> **What to produce**
Single out the lines of the material that contain "status" and copy them.

> **Data to use**

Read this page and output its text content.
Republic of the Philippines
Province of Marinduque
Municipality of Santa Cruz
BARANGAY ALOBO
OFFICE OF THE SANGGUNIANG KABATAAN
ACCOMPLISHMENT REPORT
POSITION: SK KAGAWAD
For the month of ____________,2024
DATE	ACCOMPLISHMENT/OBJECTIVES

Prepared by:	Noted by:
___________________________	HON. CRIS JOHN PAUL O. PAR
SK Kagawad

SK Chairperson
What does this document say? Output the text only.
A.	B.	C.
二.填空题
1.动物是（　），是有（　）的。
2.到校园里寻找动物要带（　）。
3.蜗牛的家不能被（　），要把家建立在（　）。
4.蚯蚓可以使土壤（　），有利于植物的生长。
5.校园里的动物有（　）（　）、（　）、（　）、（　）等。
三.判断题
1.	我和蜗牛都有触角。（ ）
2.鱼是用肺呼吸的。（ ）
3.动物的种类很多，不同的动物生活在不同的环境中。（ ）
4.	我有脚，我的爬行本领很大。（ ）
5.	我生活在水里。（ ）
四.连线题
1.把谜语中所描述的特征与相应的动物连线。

==

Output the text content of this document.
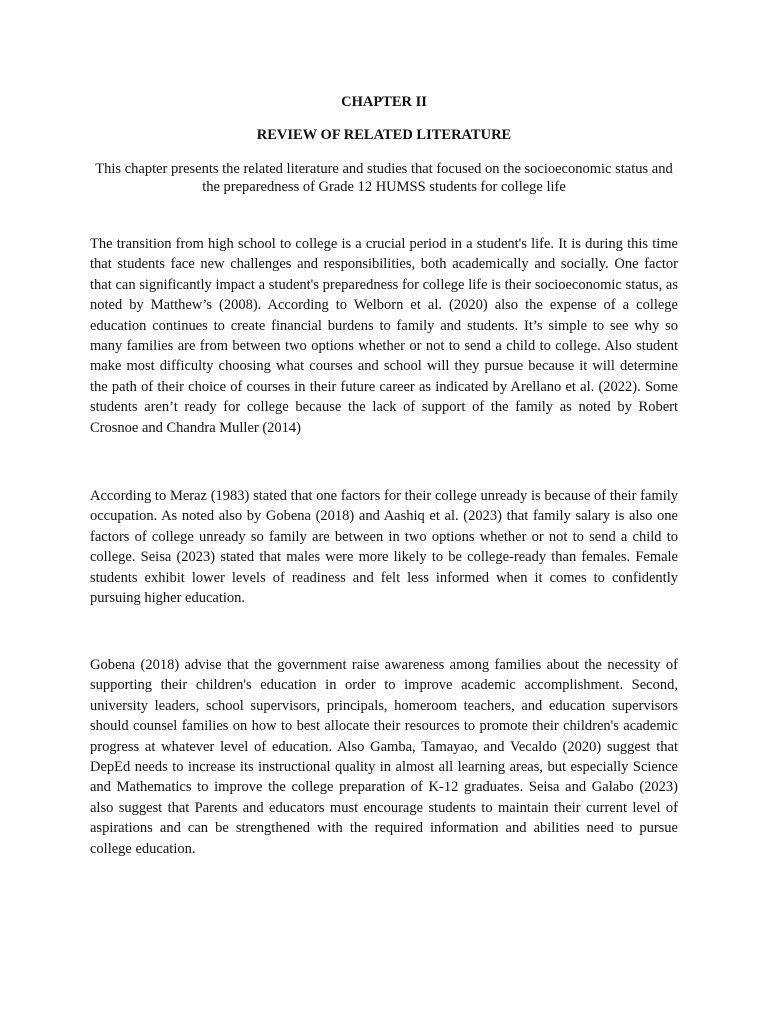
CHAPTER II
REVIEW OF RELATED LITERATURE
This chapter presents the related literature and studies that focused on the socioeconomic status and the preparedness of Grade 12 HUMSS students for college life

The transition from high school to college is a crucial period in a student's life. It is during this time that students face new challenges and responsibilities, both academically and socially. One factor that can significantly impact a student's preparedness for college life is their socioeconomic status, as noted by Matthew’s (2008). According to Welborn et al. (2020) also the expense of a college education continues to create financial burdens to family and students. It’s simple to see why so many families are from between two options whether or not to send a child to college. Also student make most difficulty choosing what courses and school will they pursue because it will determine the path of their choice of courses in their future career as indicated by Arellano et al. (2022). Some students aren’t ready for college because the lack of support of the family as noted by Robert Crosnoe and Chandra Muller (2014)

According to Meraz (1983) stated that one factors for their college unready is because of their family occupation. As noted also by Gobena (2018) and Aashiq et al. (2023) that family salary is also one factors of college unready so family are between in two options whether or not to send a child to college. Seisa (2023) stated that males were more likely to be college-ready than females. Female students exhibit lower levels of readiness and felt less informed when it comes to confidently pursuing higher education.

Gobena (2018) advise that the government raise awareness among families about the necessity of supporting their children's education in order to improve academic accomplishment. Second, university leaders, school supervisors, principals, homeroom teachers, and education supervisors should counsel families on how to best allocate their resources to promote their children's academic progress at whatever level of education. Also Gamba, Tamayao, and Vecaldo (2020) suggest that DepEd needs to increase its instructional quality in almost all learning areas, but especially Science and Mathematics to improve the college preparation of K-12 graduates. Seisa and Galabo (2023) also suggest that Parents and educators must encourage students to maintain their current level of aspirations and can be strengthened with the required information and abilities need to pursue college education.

--

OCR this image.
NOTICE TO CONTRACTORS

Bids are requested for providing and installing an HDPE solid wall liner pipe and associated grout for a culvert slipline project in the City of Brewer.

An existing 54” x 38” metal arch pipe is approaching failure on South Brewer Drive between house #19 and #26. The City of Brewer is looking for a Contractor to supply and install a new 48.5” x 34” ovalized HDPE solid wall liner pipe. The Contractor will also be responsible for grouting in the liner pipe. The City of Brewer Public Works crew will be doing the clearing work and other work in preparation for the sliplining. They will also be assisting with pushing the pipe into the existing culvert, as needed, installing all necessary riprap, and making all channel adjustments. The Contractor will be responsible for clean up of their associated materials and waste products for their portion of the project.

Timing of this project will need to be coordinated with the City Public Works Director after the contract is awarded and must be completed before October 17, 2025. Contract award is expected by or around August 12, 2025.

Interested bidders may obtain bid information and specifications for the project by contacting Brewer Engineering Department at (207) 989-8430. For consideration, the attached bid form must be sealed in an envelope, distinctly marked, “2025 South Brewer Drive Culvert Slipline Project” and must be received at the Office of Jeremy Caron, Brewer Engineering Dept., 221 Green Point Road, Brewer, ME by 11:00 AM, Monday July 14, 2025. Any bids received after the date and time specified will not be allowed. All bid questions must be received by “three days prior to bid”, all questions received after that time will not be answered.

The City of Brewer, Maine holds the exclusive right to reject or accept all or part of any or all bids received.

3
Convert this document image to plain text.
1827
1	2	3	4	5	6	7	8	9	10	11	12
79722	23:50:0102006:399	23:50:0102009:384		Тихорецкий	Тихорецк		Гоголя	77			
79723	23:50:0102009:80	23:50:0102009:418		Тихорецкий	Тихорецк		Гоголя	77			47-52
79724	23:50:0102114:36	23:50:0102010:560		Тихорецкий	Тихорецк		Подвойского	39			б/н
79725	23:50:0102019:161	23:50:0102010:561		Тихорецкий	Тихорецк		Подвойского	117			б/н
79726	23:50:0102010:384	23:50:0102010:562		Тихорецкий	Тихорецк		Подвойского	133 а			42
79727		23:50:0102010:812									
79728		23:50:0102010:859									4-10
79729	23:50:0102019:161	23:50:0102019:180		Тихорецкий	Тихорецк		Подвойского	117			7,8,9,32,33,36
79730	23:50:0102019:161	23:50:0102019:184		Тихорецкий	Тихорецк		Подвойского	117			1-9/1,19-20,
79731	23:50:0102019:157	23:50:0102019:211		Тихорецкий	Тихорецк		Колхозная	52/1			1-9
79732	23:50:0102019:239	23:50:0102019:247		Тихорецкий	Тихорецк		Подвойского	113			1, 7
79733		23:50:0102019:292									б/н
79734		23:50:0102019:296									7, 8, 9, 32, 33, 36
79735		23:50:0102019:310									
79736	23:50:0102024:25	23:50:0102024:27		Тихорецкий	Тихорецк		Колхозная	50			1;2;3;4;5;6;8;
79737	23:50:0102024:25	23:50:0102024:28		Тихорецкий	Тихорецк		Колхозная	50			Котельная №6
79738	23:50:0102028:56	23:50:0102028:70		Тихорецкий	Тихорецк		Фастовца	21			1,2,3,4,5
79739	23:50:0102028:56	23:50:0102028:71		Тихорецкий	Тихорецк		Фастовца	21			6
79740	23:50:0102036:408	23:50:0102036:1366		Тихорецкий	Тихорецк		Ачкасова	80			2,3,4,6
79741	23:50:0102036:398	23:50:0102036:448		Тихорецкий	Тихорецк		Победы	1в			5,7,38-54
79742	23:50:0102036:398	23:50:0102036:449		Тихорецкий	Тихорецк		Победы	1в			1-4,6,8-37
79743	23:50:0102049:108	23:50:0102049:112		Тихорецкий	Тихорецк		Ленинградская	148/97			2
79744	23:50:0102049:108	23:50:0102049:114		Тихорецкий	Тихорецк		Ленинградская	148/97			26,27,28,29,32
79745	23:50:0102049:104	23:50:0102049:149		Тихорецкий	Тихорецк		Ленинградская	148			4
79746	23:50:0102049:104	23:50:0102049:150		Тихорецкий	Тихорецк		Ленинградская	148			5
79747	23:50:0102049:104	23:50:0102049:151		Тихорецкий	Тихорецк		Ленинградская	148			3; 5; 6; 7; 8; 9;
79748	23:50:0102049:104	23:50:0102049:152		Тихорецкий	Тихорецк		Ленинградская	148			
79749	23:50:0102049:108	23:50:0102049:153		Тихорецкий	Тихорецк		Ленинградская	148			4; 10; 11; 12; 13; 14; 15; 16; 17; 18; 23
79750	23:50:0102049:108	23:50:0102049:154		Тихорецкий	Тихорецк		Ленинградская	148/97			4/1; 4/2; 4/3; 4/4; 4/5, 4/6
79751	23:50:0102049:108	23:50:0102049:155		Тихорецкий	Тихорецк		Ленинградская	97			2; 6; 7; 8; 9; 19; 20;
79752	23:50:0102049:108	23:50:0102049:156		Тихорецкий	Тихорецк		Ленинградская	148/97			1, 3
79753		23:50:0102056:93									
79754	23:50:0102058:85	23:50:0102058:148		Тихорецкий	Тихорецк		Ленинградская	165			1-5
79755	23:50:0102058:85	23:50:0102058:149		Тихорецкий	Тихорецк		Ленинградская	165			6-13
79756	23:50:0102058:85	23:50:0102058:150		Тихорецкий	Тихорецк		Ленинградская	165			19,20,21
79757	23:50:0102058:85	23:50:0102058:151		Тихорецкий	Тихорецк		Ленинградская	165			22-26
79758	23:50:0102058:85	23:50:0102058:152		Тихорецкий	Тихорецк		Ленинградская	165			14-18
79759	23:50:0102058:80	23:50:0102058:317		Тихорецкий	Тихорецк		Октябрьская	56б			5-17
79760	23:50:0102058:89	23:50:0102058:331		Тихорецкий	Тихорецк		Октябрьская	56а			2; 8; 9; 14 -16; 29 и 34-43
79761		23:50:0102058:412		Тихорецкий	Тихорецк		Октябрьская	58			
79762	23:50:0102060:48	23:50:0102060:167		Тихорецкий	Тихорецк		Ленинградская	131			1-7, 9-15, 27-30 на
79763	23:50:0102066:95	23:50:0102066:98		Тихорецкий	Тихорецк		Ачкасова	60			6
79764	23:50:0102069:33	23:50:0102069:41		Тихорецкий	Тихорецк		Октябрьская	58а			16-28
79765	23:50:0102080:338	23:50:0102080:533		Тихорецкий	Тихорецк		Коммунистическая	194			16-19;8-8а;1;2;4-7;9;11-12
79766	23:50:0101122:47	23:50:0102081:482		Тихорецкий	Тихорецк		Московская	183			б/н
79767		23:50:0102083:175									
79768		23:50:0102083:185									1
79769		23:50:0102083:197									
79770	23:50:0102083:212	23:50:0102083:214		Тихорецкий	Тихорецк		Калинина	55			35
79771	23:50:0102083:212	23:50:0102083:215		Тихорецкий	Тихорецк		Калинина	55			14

> **Output for this task**
This chapter presents the related literature and studies that focused on the socioeconomic status and the preparedness of Grade 12 HUMSS students for college life
The transition from high school to college is a crucial period in a student's life. It is during this time that students face new challenges and responsibilities, both academically and socially. One factor that can significantly impact a student's preparedness for college life is their socioeconomic status, as noted by Matthew’s (2008). According to Welborn et al. (2020) also the expense of a college education continues to create financial burdens to family and students. It’s simple to see why so many families are from between two options whether or not to send a child to college. Also student make most difficulty choosing what courses and school will they pursue because it will determine the path of their choice of courses in their future career as indicated by Arellano et al. (2022). Some students aren’t ready for college because the lack of support of the family as noted by Robert Crosnoe and Chandra Muller (2014)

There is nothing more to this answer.